§ Records provided
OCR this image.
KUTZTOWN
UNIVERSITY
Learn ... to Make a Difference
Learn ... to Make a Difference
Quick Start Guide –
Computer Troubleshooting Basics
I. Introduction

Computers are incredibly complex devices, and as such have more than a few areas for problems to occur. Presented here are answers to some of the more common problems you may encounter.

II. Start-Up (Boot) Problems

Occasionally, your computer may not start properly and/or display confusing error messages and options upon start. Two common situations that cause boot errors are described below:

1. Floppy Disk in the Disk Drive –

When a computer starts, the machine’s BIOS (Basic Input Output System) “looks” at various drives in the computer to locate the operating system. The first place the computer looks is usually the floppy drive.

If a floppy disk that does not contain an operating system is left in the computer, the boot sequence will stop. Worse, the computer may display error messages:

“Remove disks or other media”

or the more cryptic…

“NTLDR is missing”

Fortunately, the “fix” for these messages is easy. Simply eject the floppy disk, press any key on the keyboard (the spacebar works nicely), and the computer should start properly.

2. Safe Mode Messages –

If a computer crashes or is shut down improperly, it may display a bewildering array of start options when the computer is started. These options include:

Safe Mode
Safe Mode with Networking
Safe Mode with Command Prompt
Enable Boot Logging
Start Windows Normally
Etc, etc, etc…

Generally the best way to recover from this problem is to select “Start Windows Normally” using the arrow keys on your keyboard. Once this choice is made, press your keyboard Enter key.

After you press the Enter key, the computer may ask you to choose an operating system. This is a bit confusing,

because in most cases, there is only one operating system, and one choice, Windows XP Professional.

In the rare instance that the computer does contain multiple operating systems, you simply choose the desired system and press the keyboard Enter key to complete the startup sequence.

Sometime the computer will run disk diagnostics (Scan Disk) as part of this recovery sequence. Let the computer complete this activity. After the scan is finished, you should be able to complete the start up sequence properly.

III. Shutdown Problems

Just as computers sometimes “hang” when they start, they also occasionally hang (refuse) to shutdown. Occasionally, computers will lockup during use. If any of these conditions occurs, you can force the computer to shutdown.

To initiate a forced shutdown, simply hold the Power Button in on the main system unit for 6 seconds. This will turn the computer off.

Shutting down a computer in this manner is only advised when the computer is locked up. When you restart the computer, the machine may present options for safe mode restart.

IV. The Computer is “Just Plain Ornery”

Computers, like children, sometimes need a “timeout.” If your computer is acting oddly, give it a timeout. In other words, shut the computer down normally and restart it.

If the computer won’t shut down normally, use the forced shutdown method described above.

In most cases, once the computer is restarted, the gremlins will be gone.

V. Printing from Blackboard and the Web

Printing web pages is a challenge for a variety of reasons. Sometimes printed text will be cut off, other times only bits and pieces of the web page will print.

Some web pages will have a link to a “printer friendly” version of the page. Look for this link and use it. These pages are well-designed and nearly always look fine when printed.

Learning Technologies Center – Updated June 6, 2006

§ What is asked
Retype the listing. Match it exactly.

§ Finished exercise
OCR this image.
KUTZTOWN
UNIVERSITY
Learn ... to Make a Difference
Learn ... to Make a Difference
Quick Start Guide –
Computer Troubleshooting Basics
I. Introduction

Computers are incredibly complex devices, and as such have more than a few areas for problems to occur. Presented here are answers to some of the more common problems you may encounter.

II. Start-Up (Boot) Problems

Occasionally, your computer may not start properly and/or display confusing error messages and options upon start. Two common situations that cause boot errors are described below:

1. Floppy Disk in the Disk Drive –

When a computer starts, the machine’s BIOS (Basic Input Output System) “looks” at various drives in the computer to locate the operating system. The first place the computer looks is usually the floppy drive.

If a floppy disk that does not contain an operating system is left in the computer, the boot sequence will stop. Worse, the computer may display error messages:

“Remove disks or other media”

or the more cryptic…

“NTLDR is missing”

Fortunately, the “fix” for these messages is easy. Simply eject the floppy disk, press any key on the keyboard (the spacebar works nicely), and the computer should start properly.

2. Safe Mode Messages –

If a computer crashes or is shut down improperly, it may display a bewildering array of start options when the computer is started. These options include:

Safe Mode
Safe Mode with Networking
Safe Mode with Command Prompt
Enable Boot Logging
Start Windows Normally
Etc, etc, etc…

Generally the best way to recover from this problem is to select “Start Windows Normally” using the arrow keys on your keyboard. Once this choice is made, press your keyboard Enter key.

After you press the Enter key, the computer may ask you to choose an operating system. This is a bit confusing,

because in most cases, there is only one operating system, and one choice, Windows XP Professional.

In the rare instance that the computer does contain multiple operating systems, you simply choose the desired system and press the keyboard Enter key to complete the startup sequence.

Sometime the computer will run disk diagnostics (Scan Disk) as part of this recovery sequence. Let the computer complete this activity. After the scan is finished, you should be able to complete the start up sequence properly.

III. Shutdown Problems

Just as computers sometimes “hang” when they start, they also occasionally hang (refuse) to shutdown. Occasionally, computers will lockup during use. If any of these conditions occurs, you can force the computer to shutdown.

To initiate a forced shutdown, simply hold the Power Button in on the main system unit for 6 seconds. This will turn the computer off.

Shutting down a computer in this manner is only advised when the computer is locked up. When you restart the computer, the machine may present options for safe mode restart.

IV. The Computer is “Just Plain Ornery”

Computers, like children, sometimes need a “timeout.” If your computer is acting oddly, give it a timeout. In other words, shut the computer down normally and restart it.

If the computer won’t shut down normally, use the forced shutdown method described above.

In most cases, once the computer is restarted, the gremlins will be gone.

V. Printing from Blackboard and the Web

Printing web pages is a challenge for a variety of reasons. Sometimes printed text will be cut off, other times only bits and pieces of the web page will print.

Some web pages will have a link to a “printer friendly” version of the page. Look for this link and use it. These pages are well-designed and nearly always look fine when printed.

Learning Technologies Center – Updated June 6, 2006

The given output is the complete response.